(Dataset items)
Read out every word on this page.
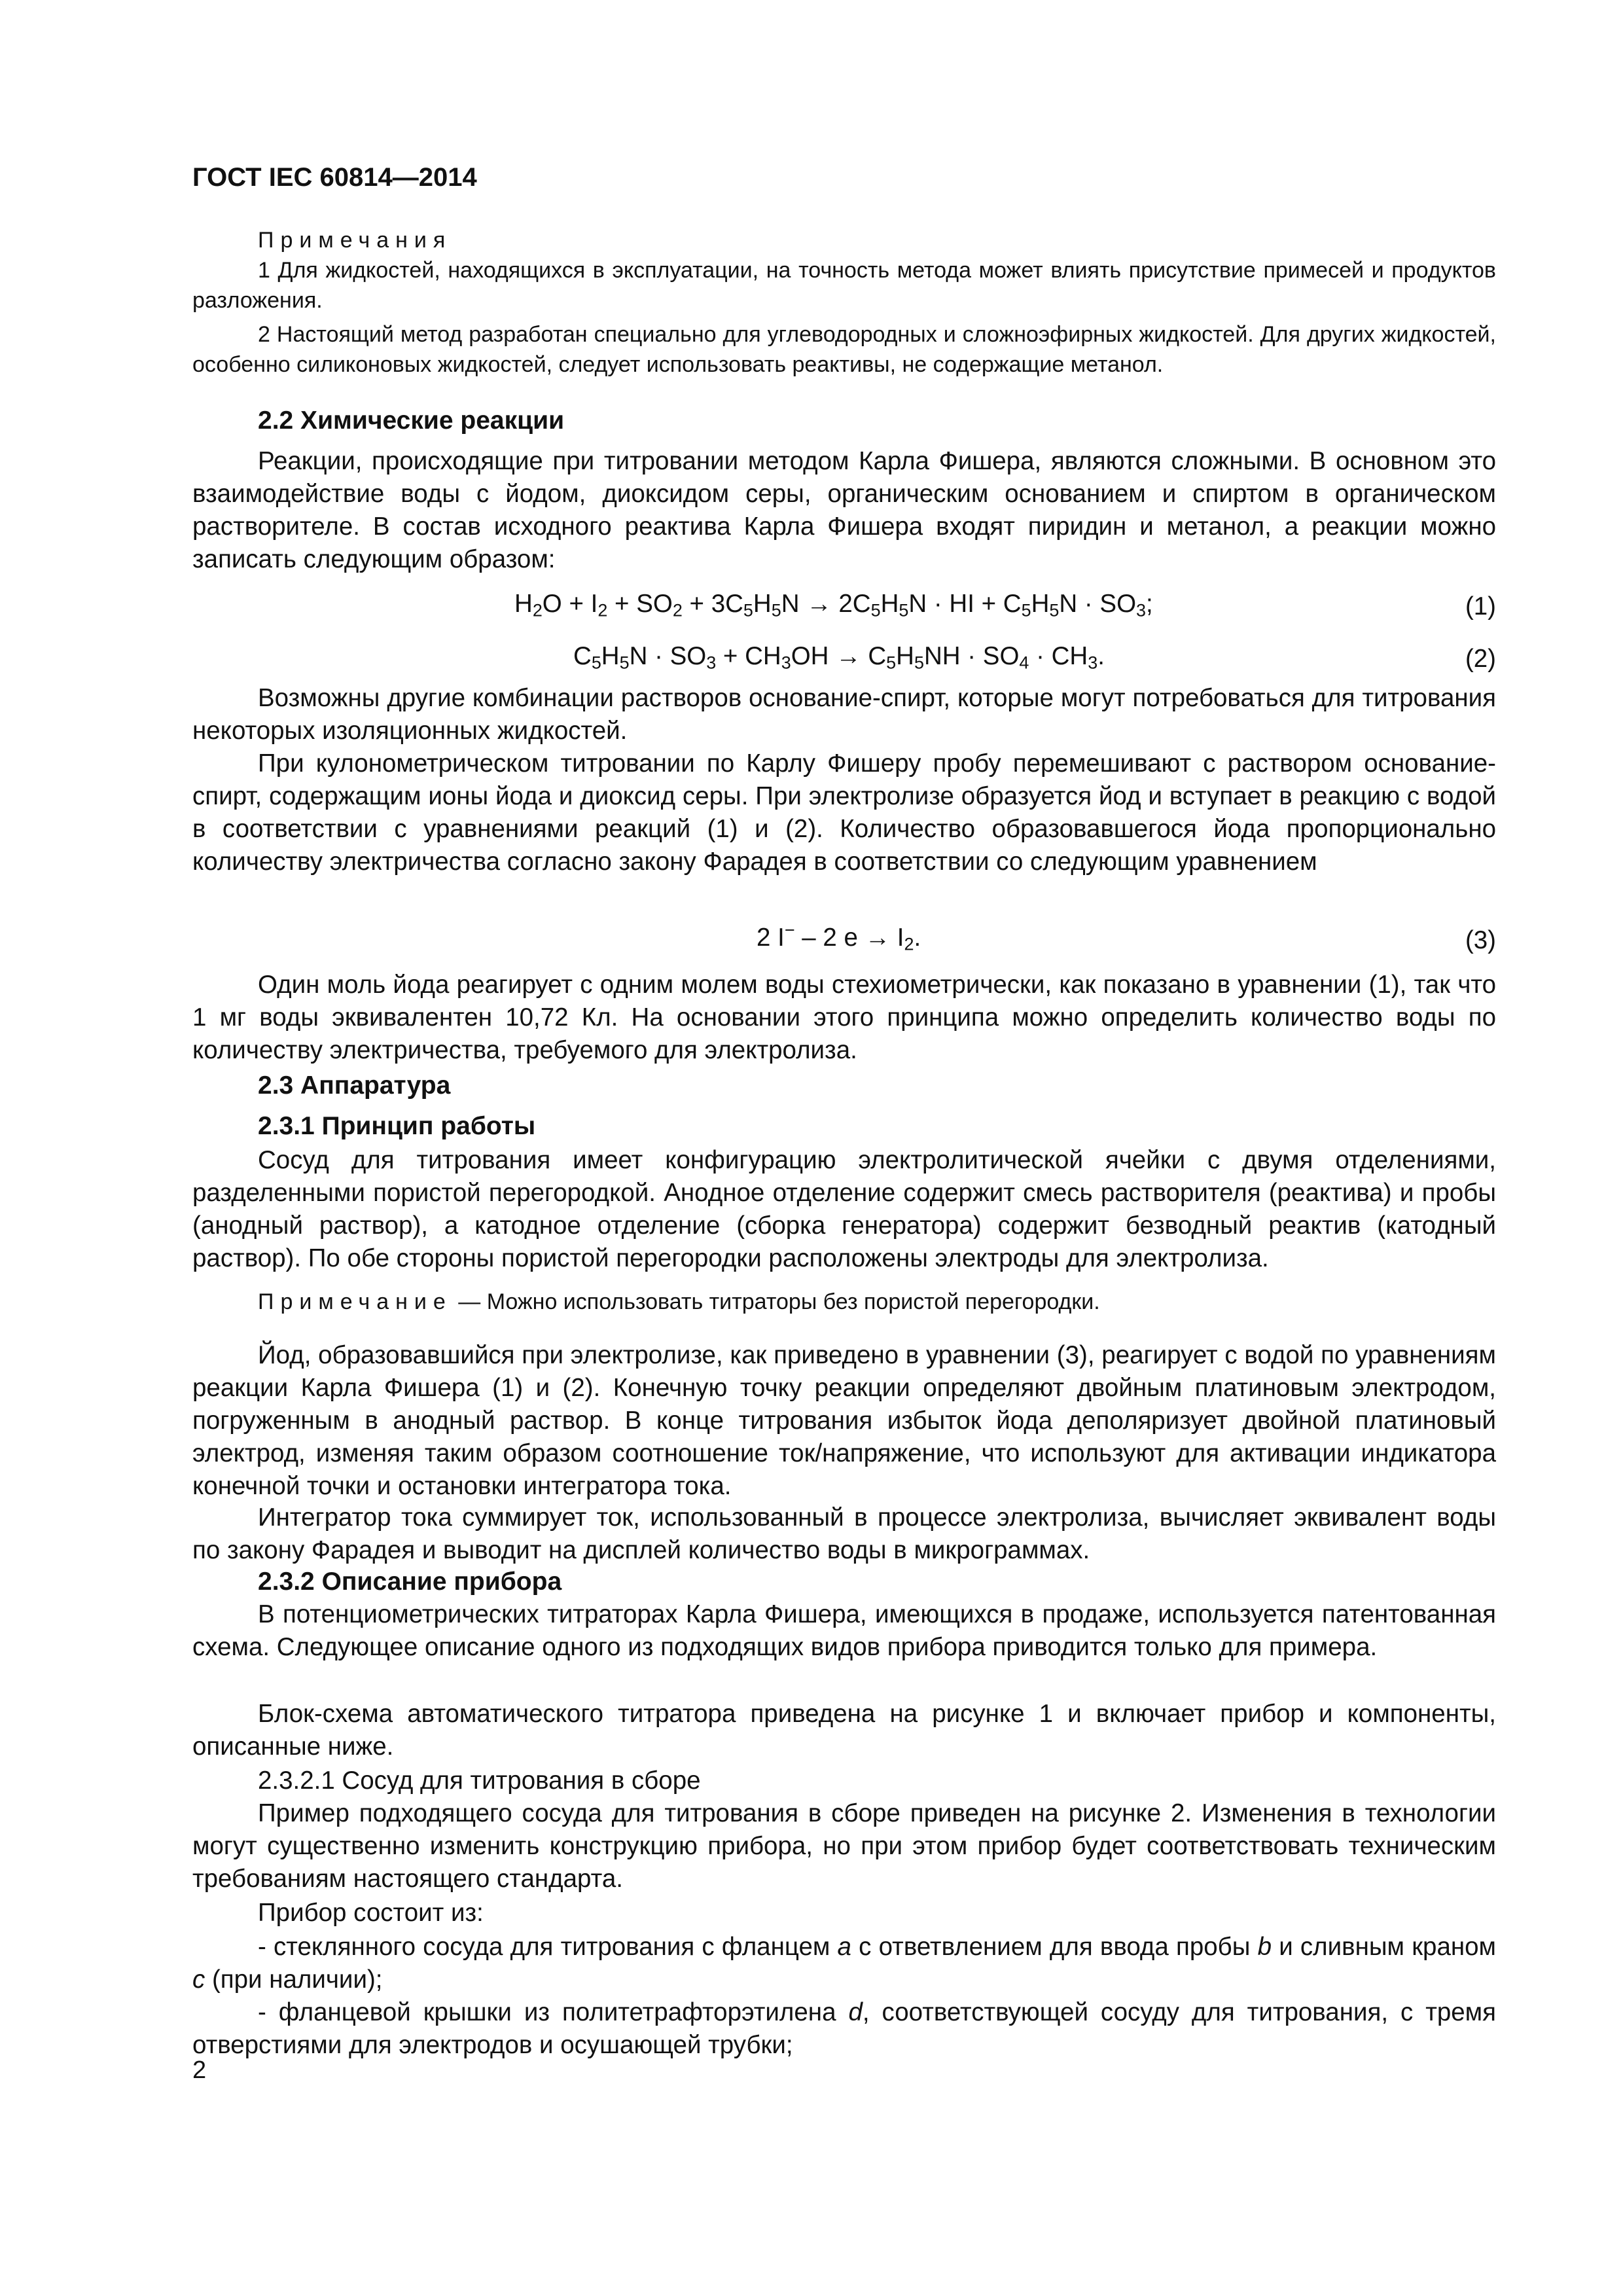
ГОСТ IEC 60814—2014

Примечания

1 Для жидкостей, находящихся в эксплуатации, на точность метода может влиять присутствие примесей и продуктов разложения.

2 Настоящий метод разработан специально для углеводородных и сложноэфирных жидкостей. Для других жидкостей, особенно силиконовых жидкостей, следует использовать реактивы, не содержащие метанол.

2.2 Химические реакции

Реакции, происходящие при титровании методом Карла Фишера, являются сложными. В основном это взаимодействие воды с йодом, диоксидом серы, органическим основанием и спиртом в органическом растворителе. В состав исходного реактива Карла Фишера входят пиридин и метанол, а реакции можно записать следующим образом:

$H_2O + I_2 + SO_2 + 3C_5H_5N \to 2C_5H_5N$ · HI + $C_5H_5N \cdot SO_3$;	(1)
$C_5H_5N \cdot SO_3 + CH_3OH \to C_5H_5NH \cdot SO_4 \cdot CH_3$.	(2)

Возможны другие комбинации растворов основание-спирт, которые могут потребоваться для титрования некоторых изоляционных жидкостей.

При кулонометрическом титровании по Карлу Фишеру пробу перемешивают с раствором основание-спирт, содержащим ионы йода и диоксид серы. При электролизе образуется йод и вступает в реакцию с водой в соответствии с уравнениями реакций (1) и (2). Количество образовавшегося йода пропорционально количеству электричества согласно закону Фарадея в соответствии со следующим уравнением

2 I− – 2 $e \to I_2$.	(3)

Один моль йода реагирует с одним молем воды стехиометрически, как показано в уравнении (1), так что 1 мг воды эквивалентен 10,72 Кл. На основании этого принципа можно определить количество воды по количеству электричества, требуемого для электролиза.

2.3 Аппаратура
2.3.1 Принцип работы

Сосуд для титрования имеет конфигурацию электролитической ячейки с двумя отделениями, разделенными пористой перегородкой. Анодное отделение содержит смесь растворителя (реактива) и пробы (анодный раствор), а катодное отделение (сборка генератора) содержит безводный реактив (катодный раствор). По обе стороны пористой перегородки расположены электроды для электролиза.

Примечание — Можно использовать титраторы без пористой перегородки.

Йод, образовавшийся при электролизе, как приведено в уравнении (3), реагирует с водой по уравнениям реакции Карла Фишера (1) и (2). Конечную точку реакции определяют двойным платиновым электродом, погруженным в анодный раствор. В конце титрования избыток йода деполяризует двойной платиновый электрод, изменяя таким образом соотношение ток/напряжение, что используют для активации индикатора конечной точки и остановки интегратора тока.

Интегратор тока суммирует ток, использованный в процессе электролиза, вычисляет эквивалент воды по закону Фарадея и выводит на дисплей количество воды в микрограммах.

2.3.2 Описание прибора

В потенциометрических титраторах Карла Фишера, имеющихся в продаже, используется патентованная схема. Следующее описание одного из подходящих видов прибора приводится только для примера.

Блок-схема автоматического титратора приведена на рисунке 1 и включает прибор и компоненты, описанные ниже.

2.3.2.1 Сосуд для титрования в сборе

Пример подходящего сосуда для титрования в сборе приведен на рисунке 2. Изменения в технологии могут существенно изменить конструкцию прибора, но при этом прибор будет соответствовать техническим требованиям настоящего стандарта.

Прибор состоит из:

- стеклянного сосуда для титрования с фланцем a с ответвлением для ввода пробы b и сливным краном c (при наличии);

- фланцевой крышки из политетрафторэтилена d, соответствующей сосуду для титрования, с тремя отверстиями для электродов и осушающей трубки;

2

[Directive] Where does the word "могут" appear? Return each line that holds it.

[Task output]
Возможны другие комбинации растворов основание-спирт, которые могут потребоваться для титрования некоторых изоляционных жидкостей.
Пример подходящего сосуда для титрования в сборе приведен на рисунке 2. Изменения в технологии могут существенно изменить конструкцию прибора, но при этом прибор будет соответствовать техническим требованиям настоящего стандарта.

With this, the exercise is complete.